Rewrite the records from the first line through the line with "x-axis-tick-label: Nov 2020", replacing "Mar" with "March" and leaving everything else unchanged.

#### Record set:
-- start --

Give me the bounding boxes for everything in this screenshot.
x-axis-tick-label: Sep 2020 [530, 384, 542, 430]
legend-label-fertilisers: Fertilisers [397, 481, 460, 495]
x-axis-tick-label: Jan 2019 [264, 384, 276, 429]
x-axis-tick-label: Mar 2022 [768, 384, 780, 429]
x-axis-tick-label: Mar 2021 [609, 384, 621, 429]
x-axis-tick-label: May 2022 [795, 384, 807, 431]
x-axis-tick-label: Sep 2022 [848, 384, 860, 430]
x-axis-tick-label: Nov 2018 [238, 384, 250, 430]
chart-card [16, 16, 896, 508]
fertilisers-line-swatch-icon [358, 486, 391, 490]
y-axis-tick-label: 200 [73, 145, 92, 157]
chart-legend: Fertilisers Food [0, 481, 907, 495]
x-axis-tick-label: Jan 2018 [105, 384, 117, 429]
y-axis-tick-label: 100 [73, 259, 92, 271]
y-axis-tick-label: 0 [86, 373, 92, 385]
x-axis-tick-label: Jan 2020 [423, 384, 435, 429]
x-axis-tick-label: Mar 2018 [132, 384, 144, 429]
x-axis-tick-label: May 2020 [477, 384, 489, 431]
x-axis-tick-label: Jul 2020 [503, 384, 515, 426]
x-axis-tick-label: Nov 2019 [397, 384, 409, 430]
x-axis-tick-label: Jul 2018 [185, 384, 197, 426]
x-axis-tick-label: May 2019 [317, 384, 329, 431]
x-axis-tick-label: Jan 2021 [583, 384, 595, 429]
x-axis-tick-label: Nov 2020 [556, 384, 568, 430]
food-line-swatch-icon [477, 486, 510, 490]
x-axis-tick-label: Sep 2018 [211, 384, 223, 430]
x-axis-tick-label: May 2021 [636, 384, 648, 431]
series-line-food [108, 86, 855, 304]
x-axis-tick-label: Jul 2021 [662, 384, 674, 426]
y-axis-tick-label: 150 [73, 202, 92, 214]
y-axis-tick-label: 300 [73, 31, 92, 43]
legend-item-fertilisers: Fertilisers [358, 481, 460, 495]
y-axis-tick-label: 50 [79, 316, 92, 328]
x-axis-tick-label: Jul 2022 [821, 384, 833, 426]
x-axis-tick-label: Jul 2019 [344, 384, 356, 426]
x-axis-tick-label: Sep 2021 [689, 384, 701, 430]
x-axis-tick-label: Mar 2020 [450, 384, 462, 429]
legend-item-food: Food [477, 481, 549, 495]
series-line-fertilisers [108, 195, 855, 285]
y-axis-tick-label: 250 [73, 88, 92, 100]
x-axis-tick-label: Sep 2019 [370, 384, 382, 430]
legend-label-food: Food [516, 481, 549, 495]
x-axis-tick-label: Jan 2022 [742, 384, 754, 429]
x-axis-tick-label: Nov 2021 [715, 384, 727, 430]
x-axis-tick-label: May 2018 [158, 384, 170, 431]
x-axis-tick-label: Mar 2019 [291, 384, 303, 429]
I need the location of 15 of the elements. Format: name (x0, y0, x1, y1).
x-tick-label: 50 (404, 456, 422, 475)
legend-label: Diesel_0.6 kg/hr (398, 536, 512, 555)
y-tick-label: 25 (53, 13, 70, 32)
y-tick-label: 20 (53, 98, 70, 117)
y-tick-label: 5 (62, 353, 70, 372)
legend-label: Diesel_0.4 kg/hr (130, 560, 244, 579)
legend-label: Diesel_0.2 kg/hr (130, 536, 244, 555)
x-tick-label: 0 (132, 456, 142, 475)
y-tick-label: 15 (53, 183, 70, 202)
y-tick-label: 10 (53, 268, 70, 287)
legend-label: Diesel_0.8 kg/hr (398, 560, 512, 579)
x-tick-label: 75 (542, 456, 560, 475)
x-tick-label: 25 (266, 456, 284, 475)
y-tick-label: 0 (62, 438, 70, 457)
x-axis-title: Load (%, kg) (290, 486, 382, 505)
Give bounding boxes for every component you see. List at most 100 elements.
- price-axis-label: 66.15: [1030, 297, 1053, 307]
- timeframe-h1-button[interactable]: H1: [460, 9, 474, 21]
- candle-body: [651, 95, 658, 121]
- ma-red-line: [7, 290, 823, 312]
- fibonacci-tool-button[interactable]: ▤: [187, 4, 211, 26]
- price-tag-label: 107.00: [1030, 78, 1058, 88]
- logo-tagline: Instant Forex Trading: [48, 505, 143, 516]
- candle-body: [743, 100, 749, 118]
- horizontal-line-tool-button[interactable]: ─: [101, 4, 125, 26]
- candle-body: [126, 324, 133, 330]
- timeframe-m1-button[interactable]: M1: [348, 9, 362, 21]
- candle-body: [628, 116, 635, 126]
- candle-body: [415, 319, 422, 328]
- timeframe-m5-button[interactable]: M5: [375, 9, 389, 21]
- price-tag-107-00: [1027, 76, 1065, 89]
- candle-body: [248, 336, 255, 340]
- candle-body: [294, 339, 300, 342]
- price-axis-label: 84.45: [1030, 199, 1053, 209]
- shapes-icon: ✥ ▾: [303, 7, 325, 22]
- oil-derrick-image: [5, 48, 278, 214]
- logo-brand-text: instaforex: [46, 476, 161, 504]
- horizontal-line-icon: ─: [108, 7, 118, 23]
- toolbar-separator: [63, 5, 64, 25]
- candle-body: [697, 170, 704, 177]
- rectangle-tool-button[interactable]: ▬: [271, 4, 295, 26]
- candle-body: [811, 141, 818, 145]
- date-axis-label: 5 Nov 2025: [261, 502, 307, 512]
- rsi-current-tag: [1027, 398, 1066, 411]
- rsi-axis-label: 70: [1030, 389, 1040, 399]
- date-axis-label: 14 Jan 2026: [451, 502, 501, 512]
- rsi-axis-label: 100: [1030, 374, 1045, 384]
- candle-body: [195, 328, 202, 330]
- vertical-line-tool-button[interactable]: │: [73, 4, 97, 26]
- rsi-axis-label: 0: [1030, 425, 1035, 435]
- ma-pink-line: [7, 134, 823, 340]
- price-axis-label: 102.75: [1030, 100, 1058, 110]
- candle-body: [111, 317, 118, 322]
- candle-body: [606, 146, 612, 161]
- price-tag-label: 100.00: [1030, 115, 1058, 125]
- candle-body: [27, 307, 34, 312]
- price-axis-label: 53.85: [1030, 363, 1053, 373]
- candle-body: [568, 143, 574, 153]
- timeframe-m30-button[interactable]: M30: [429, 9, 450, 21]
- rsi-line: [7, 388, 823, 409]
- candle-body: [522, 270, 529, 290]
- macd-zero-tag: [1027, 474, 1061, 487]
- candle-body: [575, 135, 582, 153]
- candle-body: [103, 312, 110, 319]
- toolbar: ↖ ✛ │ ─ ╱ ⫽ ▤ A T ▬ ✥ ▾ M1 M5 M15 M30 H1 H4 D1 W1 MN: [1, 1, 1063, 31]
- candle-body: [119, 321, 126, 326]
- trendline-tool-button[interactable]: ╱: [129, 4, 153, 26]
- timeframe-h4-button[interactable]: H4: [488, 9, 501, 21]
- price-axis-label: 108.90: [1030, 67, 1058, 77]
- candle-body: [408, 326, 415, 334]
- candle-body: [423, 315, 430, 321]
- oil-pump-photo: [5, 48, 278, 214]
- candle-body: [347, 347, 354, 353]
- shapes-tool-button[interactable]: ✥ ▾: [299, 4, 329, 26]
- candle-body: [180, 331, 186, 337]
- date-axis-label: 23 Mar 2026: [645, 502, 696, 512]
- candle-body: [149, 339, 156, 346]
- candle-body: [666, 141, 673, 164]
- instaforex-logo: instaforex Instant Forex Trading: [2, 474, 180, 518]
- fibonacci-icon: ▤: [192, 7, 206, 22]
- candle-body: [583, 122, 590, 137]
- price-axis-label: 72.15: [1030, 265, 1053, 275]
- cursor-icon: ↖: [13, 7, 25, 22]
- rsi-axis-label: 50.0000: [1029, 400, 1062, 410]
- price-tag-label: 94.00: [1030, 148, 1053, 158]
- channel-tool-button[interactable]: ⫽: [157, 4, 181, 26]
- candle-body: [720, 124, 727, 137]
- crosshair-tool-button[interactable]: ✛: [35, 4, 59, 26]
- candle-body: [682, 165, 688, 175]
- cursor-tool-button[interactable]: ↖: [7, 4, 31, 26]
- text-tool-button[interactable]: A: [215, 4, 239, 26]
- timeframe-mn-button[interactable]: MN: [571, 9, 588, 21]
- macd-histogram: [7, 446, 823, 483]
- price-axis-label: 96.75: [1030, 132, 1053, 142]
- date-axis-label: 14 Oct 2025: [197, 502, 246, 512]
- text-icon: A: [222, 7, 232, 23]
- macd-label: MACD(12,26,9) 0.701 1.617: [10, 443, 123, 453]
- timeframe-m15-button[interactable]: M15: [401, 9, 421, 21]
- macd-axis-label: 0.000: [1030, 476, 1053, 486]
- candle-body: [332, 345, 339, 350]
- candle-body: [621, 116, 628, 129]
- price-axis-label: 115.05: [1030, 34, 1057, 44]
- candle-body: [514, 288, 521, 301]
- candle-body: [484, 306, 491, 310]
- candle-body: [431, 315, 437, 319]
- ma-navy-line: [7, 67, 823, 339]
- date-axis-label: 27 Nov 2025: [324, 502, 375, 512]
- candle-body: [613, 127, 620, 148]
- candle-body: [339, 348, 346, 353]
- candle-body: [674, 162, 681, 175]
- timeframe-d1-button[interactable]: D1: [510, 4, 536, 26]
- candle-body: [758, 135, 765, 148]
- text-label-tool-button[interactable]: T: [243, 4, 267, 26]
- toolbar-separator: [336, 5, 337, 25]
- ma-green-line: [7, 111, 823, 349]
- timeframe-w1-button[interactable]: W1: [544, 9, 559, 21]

-- end --

#### Complete output:
Give me the bounding boxes for everything in this screenshot.
x-axis-tick-label: Sep 2020 [530, 384, 542, 430]
legend-label-fertilisers: Fertilisers [397, 481, 460, 495]
x-axis-tick-label: Jan 2019 [264, 384, 276, 429]
x-axis-tick-label: March 2022 [768, 384, 780, 429]
x-axis-tick-label: March 2021 [609, 384, 621, 429]
x-axis-tick-label: May 2022 [795, 384, 807, 431]
x-axis-tick-label: Sep 2022 [848, 384, 860, 430]
x-axis-tick-label: Nov 2018 [238, 384, 250, 430]
chart-card [16, 16, 896, 508]
fertilisers-line-swatch-icon [358, 486, 391, 490]
y-axis-tick-label: 200 [73, 145, 92, 157]
chart-legend: Fertilisers Food [0, 481, 907, 495]
x-axis-tick-label: Jan 2018 [105, 384, 117, 429]
y-axis-tick-label: 100 [73, 259, 92, 271]
y-axis-tick-label: 0 [86, 373, 92, 385]
x-axis-tick-label: Jan 2020 [423, 384, 435, 429]
x-axis-tick-label: March 2018 [132, 384, 144, 429]
x-axis-tick-label: May 2020 [477, 384, 489, 431]
x-axis-tick-label: Jul 2020 [503, 384, 515, 426]
x-axis-tick-label: Nov 2019 [397, 384, 409, 430]
x-axis-tick-label: Jul 2018 [185, 384, 197, 426]
x-axis-tick-label: May 2019 [317, 384, 329, 431]
x-axis-tick-label: Jan 2021 [583, 384, 595, 429]
x-axis-tick-label: Nov 2020 [556, 384, 568, 430]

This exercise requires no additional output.